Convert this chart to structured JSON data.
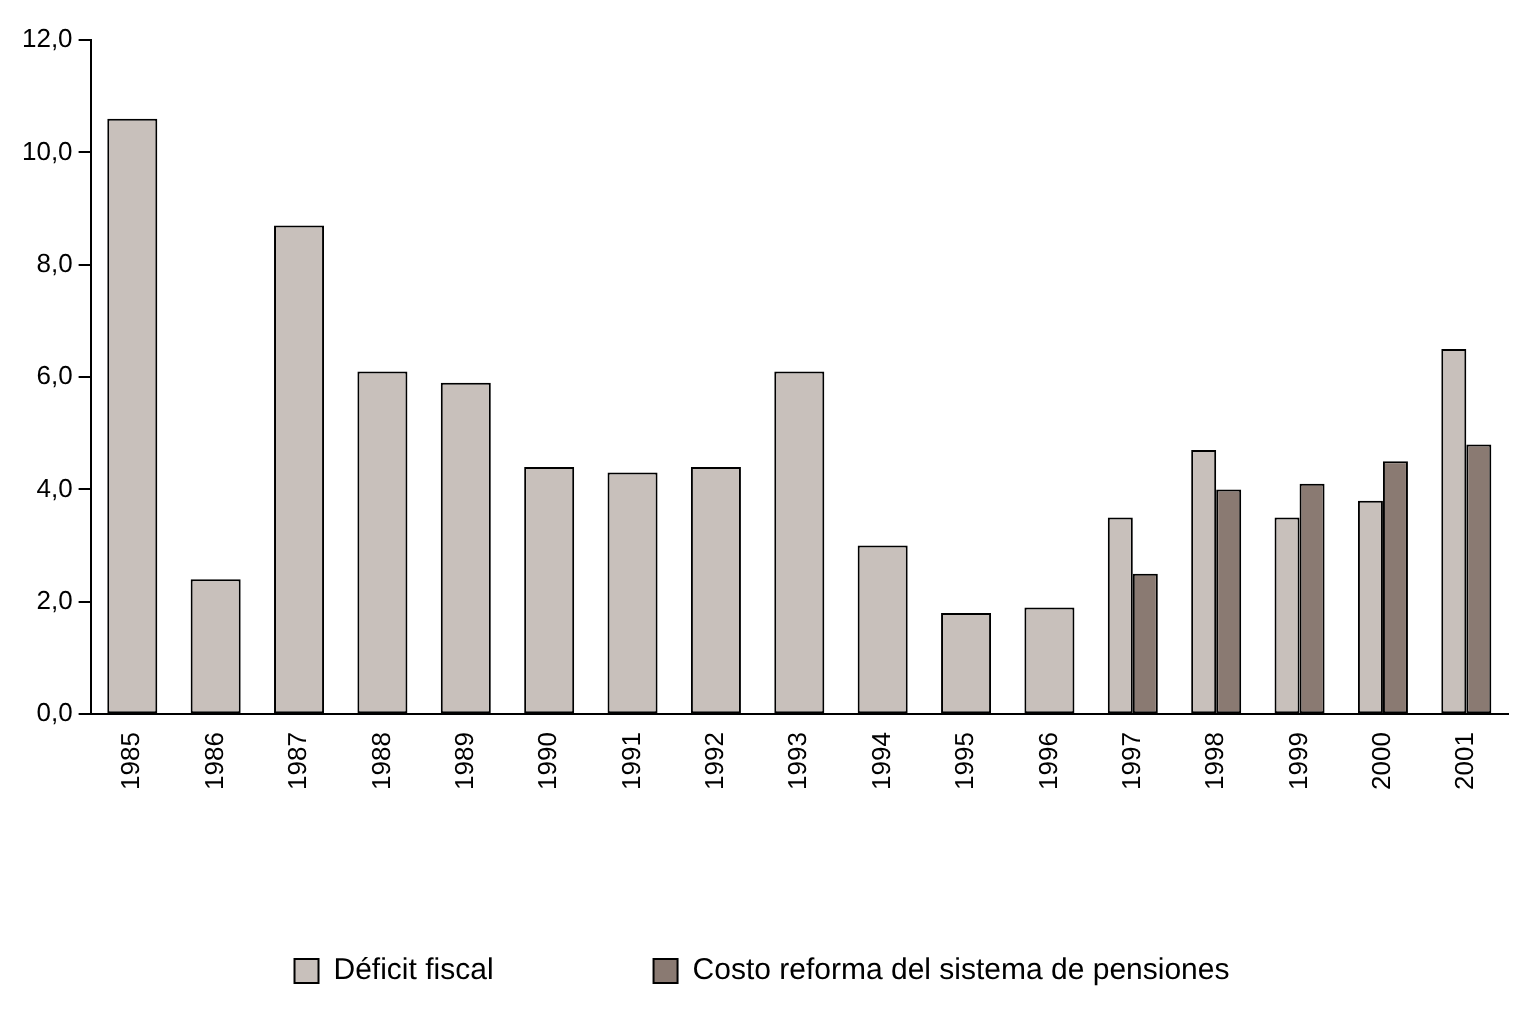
{
  "chart_data": {
    "type": "bar",
    "categories": [
      "1985",
      "1986",
      "1987",
      "1988",
      "1989",
      "1990",
      "1991",
      "1992",
      "1993",
      "1994",
      "1995",
      "1996",
      "1997",
      "1998",
      "1999",
      "2000",
      "2001"
    ],
    "series": [
      {
        "name": "Déficit fiscal",
        "color": "#c8c0bb",
        "values": [
          10.6,
          2.4,
          8.7,
          6.1,
          5.9,
          4.4,
          4.3,
          4.4,
          6.1,
          3.0,
          1.8,
          1.9,
          3.5,
          4.7,
          3.5,
          3.8,
          6.5
        ]
      },
      {
        "name": "Costo reforma del sistema de pensiones",
        "color": "#8a7a72",
        "values": [
          null,
          null,
          null,
          null,
          null,
          null,
          null,
          null,
          null,
          null,
          null,
          null,
          2.5,
          4.0,
          4.1,
          4.5,
          4.8
        ]
      }
    ],
    "ylim": [
      0,
      12
    ],
    "yticks": [
      {
        "value": 0,
        "label": "0,0"
      },
      {
        "value": 2,
        "label": "2,0"
      },
      {
        "value": 4,
        "label": "4,0"
      },
      {
        "value": 6,
        "label": "6,0"
      },
      {
        "value": 8,
        "label": "8,0"
      },
      {
        "value": 10,
        "label": "10,0"
      },
      {
        "value": 12,
        "label": "12,0"
      }
    ],
    "grid": false,
    "legend": "bottom"
  }
}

▬▬▬

= EXERCISE DIRECTIONS =
Which lines include "name"? Copy each of them out.

= WRITTEN REPLY =
        "name": "Déficit fiscal",
        "name": "Costo reforma del sistema de pensiones",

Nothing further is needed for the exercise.